- Your instructions -
Pull out every line of the material below and reproduce each one verbatim, with nothing added, dropped, or altered.
────
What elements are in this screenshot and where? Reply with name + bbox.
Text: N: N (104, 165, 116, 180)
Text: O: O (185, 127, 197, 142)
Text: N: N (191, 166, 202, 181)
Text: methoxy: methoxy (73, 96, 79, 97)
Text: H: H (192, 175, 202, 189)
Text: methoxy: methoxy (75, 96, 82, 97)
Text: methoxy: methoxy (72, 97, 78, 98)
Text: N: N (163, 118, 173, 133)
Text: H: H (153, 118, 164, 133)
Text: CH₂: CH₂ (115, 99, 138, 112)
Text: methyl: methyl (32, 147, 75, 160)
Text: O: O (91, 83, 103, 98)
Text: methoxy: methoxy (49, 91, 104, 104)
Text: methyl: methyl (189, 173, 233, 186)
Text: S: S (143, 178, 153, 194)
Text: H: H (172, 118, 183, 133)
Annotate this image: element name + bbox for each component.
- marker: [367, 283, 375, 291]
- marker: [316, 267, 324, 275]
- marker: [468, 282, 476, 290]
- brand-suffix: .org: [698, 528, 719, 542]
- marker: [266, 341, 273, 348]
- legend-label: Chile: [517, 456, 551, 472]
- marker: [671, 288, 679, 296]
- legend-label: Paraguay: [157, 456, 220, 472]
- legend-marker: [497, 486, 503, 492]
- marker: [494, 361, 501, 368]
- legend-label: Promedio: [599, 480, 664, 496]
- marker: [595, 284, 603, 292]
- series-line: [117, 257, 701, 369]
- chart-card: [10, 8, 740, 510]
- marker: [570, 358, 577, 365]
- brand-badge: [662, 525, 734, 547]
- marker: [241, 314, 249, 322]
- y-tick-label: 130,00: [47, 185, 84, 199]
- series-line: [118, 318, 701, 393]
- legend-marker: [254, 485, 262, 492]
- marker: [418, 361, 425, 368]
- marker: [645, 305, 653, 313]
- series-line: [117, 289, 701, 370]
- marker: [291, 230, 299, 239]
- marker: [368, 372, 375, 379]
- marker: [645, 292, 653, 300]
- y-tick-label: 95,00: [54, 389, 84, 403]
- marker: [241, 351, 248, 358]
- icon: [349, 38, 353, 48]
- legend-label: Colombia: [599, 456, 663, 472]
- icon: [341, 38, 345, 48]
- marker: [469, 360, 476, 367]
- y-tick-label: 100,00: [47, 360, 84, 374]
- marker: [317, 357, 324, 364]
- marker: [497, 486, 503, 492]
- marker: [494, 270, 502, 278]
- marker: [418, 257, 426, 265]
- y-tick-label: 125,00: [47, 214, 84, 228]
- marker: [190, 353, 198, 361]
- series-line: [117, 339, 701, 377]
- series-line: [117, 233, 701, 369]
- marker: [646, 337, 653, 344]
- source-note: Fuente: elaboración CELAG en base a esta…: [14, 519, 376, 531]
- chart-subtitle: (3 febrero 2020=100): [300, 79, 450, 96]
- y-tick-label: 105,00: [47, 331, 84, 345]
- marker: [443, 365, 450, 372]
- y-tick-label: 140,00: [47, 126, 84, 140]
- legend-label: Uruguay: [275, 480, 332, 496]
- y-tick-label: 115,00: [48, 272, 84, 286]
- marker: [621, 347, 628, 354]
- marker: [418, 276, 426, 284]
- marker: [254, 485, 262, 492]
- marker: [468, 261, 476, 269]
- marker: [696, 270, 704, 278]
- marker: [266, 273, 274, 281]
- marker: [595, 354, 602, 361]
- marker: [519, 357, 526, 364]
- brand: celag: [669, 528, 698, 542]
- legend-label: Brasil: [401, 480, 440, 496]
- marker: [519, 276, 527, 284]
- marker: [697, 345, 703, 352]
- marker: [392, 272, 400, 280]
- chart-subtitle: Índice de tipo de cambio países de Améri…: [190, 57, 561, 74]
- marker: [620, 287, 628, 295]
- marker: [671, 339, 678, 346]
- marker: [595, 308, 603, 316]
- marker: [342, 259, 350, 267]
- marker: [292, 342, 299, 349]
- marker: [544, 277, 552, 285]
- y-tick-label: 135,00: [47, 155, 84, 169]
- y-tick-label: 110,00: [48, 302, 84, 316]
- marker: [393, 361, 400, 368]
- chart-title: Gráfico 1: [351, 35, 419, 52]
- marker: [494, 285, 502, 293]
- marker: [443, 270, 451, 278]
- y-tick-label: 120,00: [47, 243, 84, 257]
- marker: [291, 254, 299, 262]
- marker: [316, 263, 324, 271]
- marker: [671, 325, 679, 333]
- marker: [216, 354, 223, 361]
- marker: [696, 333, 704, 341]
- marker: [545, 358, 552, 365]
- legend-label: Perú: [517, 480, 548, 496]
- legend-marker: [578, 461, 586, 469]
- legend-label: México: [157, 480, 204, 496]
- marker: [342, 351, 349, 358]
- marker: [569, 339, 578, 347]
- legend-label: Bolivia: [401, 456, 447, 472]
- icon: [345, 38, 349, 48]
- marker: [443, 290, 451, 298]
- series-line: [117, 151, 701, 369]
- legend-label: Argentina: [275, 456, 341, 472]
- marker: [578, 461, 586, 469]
────
- Answer to the exercise -
What elements are in this screenshot and where? Reply with name + bbox.
Text: N: N (104, 165, 116, 180)
Text: O: O (185, 127, 197, 142)
Text: N: N (191, 166, 202, 181)
Text: methoxy: methoxy (73, 96, 79, 97)
Text: H: H (192, 175, 202, 189)
Text: methoxy: methoxy (75, 96, 82, 97)
Text: methoxy: methoxy (72, 97, 78, 98)
Text: N: N (163, 118, 173, 133)
Text: H: H (153, 118, 164, 133)
Text: CH₂: CH₂ (115, 99, 138, 112)
Text: methyl: methyl (32, 147, 75, 160)
Text: O: O (91, 83, 103, 98)
Text: methoxy: methoxy (49, 91, 104, 104)
Text: methyl: methyl (189, 173, 233, 186)
Text: S: S (143, 178, 153, 194)
Text: H: H (172, 118, 183, 133)
Annotate this image: element name + bbox for each component.
- marker: [367, 283, 375, 291]
- marker: [316, 267, 324, 275]
- marker: [468, 282, 476, 290]
- brand-suffix: .org: [698, 528, 719, 542]
- marker: [266, 341, 273, 348]
- legend-label: Chile: [517, 456, 551, 472]
- marker: [671, 288, 679, 296]
- legend-label: Paraguay: [157, 456, 220, 472]
- legend-marker: [497, 486, 503, 492]
- marker: [494, 361, 501, 368]
- legend-label: Promedio: [599, 480, 664, 496]
- marker: [595, 284, 603, 292]
- series-line: [117, 257, 701, 369]
- chart-card: [10, 8, 740, 510]
- marker: [570, 358, 577, 365]
- brand-badge: [662, 525, 734, 547]
- marker: [241, 314, 249, 322]
- y-tick-label: 130,00: [47, 185, 84, 199]
- series-line: [118, 318, 701, 393]
- legend-marker: [254, 485, 262, 492]
- marker: [418, 361, 425, 368]
- marker: [645, 305, 653, 313]
- series-line: [117, 289, 701, 370]
- marker: [291, 230, 299, 239]
- marker: [368, 372, 375, 379]
- marker: [645, 292, 653, 300]
- y-tick-label: 95,00: [54, 389, 84, 403]
- marker: [241, 351, 248, 358]
- icon: [349, 38, 353, 48]
- legend-label: Colombia: [599, 456, 663, 472]
- icon: [341, 38, 345, 48]
- marker: [469, 360, 476, 367]
- y-tick-label: 100,00: [47, 360, 84, 374]
- marker: [317, 357, 324, 364]
- marker: [497, 486, 503, 492]
- marker: [494, 270, 502, 278]
- marker: [418, 257, 426, 265]
- y-tick-label: 125,00: [47, 214, 84, 228]
- marker: [190, 353, 198, 361]
- series-line: [117, 339, 701, 377]
- series-line: [117, 233, 701, 369]
- marker: [646, 337, 653, 344]
- source-note: Fuente: elaboración CELAG en base a esta…: [14, 519, 376, 531]
- chart-subtitle: (3 febrero 2020=100): [300, 79, 450, 96]
- y-tick-label: 105,00: [47, 331, 84, 345]
- marker: [443, 365, 450, 372]
- y-tick-label: 140,00: [47, 126, 84, 140]
- legend-label: Uruguay: [275, 480, 332, 496]
- y-tick-label: 115,00: [48, 272, 84, 286]
- marker: [621, 347, 628, 354]
- marker: [418, 276, 426, 284]
- marker: [254, 485, 262, 492]
- marker: [468, 261, 476, 269]
- marker: [696, 270, 704, 278]
- marker: [266, 273, 274, 281]
- marker: [595, 354, 602, 361]
- marker: [519, 357, 526, 364]
- brand: celag: [669, 528, 698, 542]
- legend-label: Brasil: [401, 480, 440, 496]
- marker: [519, 276, 527, 284]
- marker: [697, 345, 703, 352]
- marker: [392, 272, 400, 280]
- chart-subtitle: Índice de tipo de cambio países de Améri…: [190, 57, 561, 74]
- marker: [620, 287, 628, 295]
- marker: [671, 339, 678, 346]
- marker: [595, 308, 603, 316]
- marker: [342, 259, 350, 267]
- marker: [292, 342, 299, 349]
- marker: [544, 277, 552, 285]
- y-tick-label: 135,00: [47, 155, 84, 169]
- y-tick-label: 110,00: [48, 302, 84, 316]
- marker: [393, 361, 400, 368]
- chart-title: Gráfico 1: [351, 35, 419, 52]
- marker: [494, 285, 502, 293]
- marker: [443, 270, 451, 278]
- y-tick-label: 120,00: [47, 243, 84, 257]
- marker: [291, 254, 299, 262]
- marker: [316, 263, 324, 271]
- marker: [671, 325, 679, 333]
- marker: [216, 354, 223, 361]
- marker: [696, 333, 704, 341]
- marker: [545, 358, 552, 365]
- legend-label: Perú: [517, 480, 548, 496]
- legend-marker: [578, 461, 586, 469]
- legend-label: México: [157, 480, 204, 496]
- marker: [342, 351, 349, 358]
- marker: [569, 339, 578, 347]
- legend-label: Bolivia: [401, 456, 447, 472]
- icon: [345, 38, 349, 48]
- marker: [443, 290, 451, 298]
- series-line: [117, 151, 701, 369]
- legend-label: Argentina: [275, 456, 341, 472]
- marker: [578, 461, 586, 469]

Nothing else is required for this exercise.